### WHAT YOU SHOULD DO
Transcribe the data character for character, from its very first line down to the line containing "622, 470, 670]", including both of those lines.

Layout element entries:
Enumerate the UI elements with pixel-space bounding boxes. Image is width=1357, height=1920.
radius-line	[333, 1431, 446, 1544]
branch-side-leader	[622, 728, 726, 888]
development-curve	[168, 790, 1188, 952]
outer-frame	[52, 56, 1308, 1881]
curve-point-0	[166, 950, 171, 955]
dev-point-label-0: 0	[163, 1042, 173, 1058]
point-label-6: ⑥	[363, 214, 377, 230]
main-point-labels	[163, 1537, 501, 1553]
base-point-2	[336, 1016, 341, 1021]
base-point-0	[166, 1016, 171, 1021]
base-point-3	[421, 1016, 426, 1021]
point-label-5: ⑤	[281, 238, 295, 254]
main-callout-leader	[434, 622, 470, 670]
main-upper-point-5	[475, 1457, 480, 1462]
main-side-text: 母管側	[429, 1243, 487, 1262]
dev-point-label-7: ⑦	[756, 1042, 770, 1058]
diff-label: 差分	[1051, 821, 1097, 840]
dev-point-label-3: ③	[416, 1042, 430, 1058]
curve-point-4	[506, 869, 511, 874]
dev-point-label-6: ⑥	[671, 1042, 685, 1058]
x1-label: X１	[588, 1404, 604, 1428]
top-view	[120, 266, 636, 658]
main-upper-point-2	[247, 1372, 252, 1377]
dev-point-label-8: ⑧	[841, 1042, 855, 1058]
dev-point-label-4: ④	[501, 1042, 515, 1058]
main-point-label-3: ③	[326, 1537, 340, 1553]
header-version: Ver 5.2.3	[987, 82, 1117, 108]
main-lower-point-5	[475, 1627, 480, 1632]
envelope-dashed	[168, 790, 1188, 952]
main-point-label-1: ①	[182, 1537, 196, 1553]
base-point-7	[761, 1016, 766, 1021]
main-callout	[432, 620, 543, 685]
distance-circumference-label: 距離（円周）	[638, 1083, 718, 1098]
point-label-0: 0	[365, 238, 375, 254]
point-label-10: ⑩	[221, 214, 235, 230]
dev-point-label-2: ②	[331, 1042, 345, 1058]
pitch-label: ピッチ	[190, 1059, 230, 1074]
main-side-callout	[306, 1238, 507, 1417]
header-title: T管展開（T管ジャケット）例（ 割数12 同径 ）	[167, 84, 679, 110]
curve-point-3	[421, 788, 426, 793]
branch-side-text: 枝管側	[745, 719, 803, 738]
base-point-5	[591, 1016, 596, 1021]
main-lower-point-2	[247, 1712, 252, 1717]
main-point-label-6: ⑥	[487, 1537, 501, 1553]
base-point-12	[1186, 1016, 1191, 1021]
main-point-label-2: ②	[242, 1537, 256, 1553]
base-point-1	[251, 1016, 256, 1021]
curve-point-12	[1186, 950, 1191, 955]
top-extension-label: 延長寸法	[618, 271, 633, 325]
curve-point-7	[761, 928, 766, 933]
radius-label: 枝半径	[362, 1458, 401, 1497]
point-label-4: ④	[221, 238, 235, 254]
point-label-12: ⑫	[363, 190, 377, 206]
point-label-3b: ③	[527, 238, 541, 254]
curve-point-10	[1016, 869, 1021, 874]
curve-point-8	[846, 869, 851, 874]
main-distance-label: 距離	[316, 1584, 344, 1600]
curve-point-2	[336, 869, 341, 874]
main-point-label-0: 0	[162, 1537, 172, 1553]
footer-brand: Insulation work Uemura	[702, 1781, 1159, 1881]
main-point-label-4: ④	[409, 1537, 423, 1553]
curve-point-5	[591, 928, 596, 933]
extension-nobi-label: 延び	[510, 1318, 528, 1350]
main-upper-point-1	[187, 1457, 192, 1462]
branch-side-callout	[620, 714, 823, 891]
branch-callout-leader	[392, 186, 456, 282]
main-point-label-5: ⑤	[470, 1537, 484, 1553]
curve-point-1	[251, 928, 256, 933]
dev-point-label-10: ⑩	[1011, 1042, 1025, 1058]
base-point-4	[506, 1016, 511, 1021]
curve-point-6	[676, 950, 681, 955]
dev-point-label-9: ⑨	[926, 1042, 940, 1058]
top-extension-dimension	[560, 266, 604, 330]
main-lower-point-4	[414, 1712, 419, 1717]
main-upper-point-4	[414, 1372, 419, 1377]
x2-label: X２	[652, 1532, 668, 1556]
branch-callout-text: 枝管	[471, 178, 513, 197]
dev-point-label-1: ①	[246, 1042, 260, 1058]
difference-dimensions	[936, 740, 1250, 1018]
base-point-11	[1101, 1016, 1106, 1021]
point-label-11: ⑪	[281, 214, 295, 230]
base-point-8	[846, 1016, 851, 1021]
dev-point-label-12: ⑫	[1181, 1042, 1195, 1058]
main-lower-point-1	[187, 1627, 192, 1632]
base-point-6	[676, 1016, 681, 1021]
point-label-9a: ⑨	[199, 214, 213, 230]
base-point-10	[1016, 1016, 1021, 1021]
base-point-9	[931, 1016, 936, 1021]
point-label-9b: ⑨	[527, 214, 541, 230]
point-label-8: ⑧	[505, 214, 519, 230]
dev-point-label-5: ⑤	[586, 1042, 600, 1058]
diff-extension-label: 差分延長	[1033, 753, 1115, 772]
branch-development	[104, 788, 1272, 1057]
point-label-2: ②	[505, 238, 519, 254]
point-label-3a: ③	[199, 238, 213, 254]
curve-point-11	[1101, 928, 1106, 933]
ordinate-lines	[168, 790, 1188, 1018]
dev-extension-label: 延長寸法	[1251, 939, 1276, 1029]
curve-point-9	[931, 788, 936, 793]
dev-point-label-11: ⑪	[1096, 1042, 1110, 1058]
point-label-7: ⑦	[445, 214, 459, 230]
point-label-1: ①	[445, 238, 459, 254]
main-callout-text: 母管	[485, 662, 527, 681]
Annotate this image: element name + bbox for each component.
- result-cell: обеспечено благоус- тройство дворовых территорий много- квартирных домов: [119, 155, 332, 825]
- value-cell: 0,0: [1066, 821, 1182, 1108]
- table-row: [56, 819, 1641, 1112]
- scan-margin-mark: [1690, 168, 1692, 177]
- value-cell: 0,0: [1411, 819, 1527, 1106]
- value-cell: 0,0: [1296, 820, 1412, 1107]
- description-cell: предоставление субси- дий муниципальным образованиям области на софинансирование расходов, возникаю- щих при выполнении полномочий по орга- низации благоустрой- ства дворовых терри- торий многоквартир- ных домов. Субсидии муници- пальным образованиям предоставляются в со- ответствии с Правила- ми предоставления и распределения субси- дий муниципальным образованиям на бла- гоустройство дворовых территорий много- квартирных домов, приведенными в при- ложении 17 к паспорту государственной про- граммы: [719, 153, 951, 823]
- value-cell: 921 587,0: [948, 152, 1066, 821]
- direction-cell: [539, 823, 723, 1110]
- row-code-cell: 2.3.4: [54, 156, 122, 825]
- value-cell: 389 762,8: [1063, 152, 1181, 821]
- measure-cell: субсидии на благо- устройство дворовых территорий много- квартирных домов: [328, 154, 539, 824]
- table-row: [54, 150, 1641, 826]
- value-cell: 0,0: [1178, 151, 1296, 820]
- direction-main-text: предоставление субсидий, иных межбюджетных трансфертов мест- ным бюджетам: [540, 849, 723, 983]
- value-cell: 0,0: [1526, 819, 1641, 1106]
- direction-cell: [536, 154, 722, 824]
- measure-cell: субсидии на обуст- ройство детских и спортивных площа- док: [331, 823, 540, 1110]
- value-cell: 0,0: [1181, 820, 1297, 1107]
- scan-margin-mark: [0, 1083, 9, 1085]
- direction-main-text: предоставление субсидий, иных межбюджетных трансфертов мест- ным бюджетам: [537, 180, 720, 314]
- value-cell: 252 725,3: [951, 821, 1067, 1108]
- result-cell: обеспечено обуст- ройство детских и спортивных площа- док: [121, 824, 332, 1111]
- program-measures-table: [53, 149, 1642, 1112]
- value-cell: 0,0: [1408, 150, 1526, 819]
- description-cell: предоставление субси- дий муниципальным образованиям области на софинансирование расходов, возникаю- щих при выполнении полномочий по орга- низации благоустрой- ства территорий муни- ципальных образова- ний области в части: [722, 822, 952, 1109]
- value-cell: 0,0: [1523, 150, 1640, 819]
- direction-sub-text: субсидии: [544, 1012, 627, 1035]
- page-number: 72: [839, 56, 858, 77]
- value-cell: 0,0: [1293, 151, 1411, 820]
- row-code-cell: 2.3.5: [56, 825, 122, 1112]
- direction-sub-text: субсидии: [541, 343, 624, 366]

### SOLUTION TO THIS TASK
Enumerate the UI elements with pixel-space bounding boxes. Image is width=1357, height=1920.
radius-line	[333, 1431, 446, 1544]
branch-side-leader	[622, 728, 726, 888]
development-curve	[168, 790, 1188, 952]
outer-frame	[52, 56, 1308, 1881]
curve-point-0	[166, 950, 171, 955]
dev-point-label-0: 0	[163, 1042, 173, 1058]
point-label-6: ⑥	[363, 214, 377, 230]
main-point-labels	[163, 1537, 501, 1553]
base-point-2	[336, 1016, 341, 1021]
base-point-0	[166, 1016, 171, 1021]
base-point-3	[421, 1016, 426, 1021]
point-label-5: ⑤	[281, 238, 295, 254]
main-callout-leader	[434, 622, 470, 670]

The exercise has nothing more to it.